■ WHAT IS REQUIRED:
Each record below should be repeated precisely as written.

■ MATERIAL FOR THIS EXERCISE:
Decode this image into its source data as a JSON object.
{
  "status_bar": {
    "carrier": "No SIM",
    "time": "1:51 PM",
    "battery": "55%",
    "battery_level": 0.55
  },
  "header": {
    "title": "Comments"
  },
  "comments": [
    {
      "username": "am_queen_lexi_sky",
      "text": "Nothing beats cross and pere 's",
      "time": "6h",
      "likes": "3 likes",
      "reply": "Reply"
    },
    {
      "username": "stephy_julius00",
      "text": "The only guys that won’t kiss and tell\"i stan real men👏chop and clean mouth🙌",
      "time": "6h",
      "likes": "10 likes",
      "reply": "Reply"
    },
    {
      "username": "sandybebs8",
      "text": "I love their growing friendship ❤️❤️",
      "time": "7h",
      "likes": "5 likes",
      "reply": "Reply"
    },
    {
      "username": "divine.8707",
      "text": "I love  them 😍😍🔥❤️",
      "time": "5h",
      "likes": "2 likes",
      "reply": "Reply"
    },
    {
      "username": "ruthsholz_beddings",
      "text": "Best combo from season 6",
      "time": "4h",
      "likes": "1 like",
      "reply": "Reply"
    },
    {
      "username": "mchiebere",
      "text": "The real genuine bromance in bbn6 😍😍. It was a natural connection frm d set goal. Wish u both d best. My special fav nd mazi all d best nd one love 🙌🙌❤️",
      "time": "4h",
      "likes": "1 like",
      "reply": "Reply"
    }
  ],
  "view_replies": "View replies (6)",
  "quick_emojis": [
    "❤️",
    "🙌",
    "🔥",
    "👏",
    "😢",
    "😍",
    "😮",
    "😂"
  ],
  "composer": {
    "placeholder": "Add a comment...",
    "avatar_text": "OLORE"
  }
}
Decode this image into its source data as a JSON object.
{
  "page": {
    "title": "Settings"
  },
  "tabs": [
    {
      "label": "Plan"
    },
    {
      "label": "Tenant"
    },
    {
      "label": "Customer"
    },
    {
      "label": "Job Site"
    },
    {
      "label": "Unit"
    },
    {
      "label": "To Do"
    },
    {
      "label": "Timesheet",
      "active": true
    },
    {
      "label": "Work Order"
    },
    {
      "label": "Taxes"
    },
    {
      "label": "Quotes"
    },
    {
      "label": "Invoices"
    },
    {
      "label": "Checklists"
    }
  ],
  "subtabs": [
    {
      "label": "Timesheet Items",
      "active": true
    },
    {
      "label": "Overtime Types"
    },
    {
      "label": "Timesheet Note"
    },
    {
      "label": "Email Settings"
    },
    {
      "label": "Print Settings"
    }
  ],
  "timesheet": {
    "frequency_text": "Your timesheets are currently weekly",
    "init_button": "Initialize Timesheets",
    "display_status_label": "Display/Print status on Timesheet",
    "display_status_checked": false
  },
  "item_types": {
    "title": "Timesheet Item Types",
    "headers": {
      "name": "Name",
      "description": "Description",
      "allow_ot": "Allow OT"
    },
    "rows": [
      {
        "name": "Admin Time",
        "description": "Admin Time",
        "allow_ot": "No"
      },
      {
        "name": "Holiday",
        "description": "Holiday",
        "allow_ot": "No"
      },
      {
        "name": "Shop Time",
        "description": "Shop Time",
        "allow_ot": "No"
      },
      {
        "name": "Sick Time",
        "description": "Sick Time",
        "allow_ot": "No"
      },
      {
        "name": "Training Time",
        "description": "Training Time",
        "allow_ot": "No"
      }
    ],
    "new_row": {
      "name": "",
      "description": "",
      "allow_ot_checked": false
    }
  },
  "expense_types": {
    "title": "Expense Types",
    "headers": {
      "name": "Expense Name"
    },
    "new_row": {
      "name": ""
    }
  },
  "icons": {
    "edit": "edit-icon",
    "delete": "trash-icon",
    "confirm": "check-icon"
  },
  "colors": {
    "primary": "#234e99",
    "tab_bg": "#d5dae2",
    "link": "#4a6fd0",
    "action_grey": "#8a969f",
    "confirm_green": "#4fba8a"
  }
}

■ OUTPUT BELOW:
Decode this image into its source data as a JSON object.
{
  "status_bar": {
    "carrier": "No SIM",
    "time": "1:51 PM",
    "battery": "55%",
    "battery_level": 0.55
  },
  "header": {
    "title": "Comments"
  },
  "comments": [
    {
      "username": "am_queen_lexi_sky",
      "text": "Nothing beats cross and pere 's",
      "time": "6h",
      "likes": "3 likes",
      "reply": "Reply"
    },
    {
      "username": "stephy_julius00",
      "text": "The only guys that won’t kiss and tell\"i stan real men👏chop and clean mouth🙌",
      "time": "6h",
      "likes": "10 likes",
      "reply": "Reply"
    },
    {
      "username": "sandybebs8",
      "text": "I love their growing friendship ❤️❤️",
      "time": "7h",
      "likes": "5 likes",
      "reply": "Reply"
    },
    {
      "username": "divine.8707",
      "text": "I love  them 😍😍🔥❤️",
      "time": "5h",
      "likes": "2 likes",
      "reply": "Reply"
    },
    {
      "username": "ruthsholz_beddings",
      "text": "Best combo from season 6",
      "time": "4h",
      "likes": "1 like",
      "reply": "Reply"
    },
    {
      "username": "mchiebere",
      "text": "The real genuine bromance in bbn6 😍😍. It was a natural connection frm d set goal. Wish u both d best. My special fav nd mazi all d best nd one love 🙌🙌❤️",
      "time": "4h",
      "likes": "1 like",
      "reply": "Reply"
    }
  ],
  "view_replies": "View replies (6)",
  "quick_emojis": [
    "❤️",
    "🙌",
    "🔥",
    "👏",
    "😢",
    "😍",
    "😮",
    "😂"
  ],
  "composer": {
    "placeholder": "Add a comment...",
    "avatar_text": "OLORE"
  }
}
Decode this image into its source data as a JSON object.
{
  "page": {
    "title": "Settings"
  },
  "tabs": [
    {
      "label": "Plan"
    },
    {
      "label": "Tenant"
    },
    {
      "label": "Customer"
    },
    {
      "label": "Job Site"
    },
    {
      "label": "Unit"
    },
    {
      "label": "To Do"
    },
    {
      "label": "Timesheet",
      "active": true
    },
    {
      "label": "Work Order"
    },
    {
      "label": "Taxes"
    },
    {
      "label": "Quotes"
    },
    {
      "label": "Invoices"
    },
    {
      "label": "Checklists"
    }
  ],
  "subtabs": [
    {
      "label": "Timesheet Items",
      "active": true
    },
    {
      "label": "Overtime Types"
    },
    {
      "label": "Timesheet Note"
    },
    {
      "label": "Email Settings"
    },
    {
      "label": "Print Settings"
    }
  ],
  "timesheet": {
    "frequency_text": "Your timesheets are currently weekly",
    "init_button": "Initialize Timesheets",
    "display_status_label": "Display/Print status on Timesheet",
    "display_status_checked": false
  },
  "item_types": {
    "title": "Timesheet Item Types",
    "headers": {
      "name": "Name",
      "description": "Description",
      "allow_ot": "Allow OT"
    },
    "rows": [
      {
        "name": "Admin Time",
        "description": "Admin Time",
        "allow_ot": "No"
      },
      {
        "name": "Holiday",
        "description": "Holiday",
        "allow_ot": "No"
      },
      {
        "name": "Shop Time",
        "description": "Shop Time",
        "allow_ot": "No"
      },
      {
        "name": "Sick Time",
        "description": "Sick Time",
        "allow_ot": "No"
      },
      {
        "name": "Training Time",
        "description": "Training Time",
        "allow_ot": "No"
      }
    ],
    "new_row": {
      "name": "",
      "description": "",
      "allow_ot_checked": false
    }
  },
  "expense_types": {
    "title": "Expense Types",
    "headers": {
      "name": "Expense Name"
    },
    "new_row": {
      "name": ""
    }
  },
  "icons": {
    "edit": "edit-icon",
    "delete": "trash-icon",
    "confirm": "check-icon"
  },
  "colors": {
    "primary": "#234e99",
    "tab_bg": "#d5dae2",
    "link": "#4a6fd0",
    "action_grey": "#8a969f",
    "confirm_green": "#4fba8a"
  }
}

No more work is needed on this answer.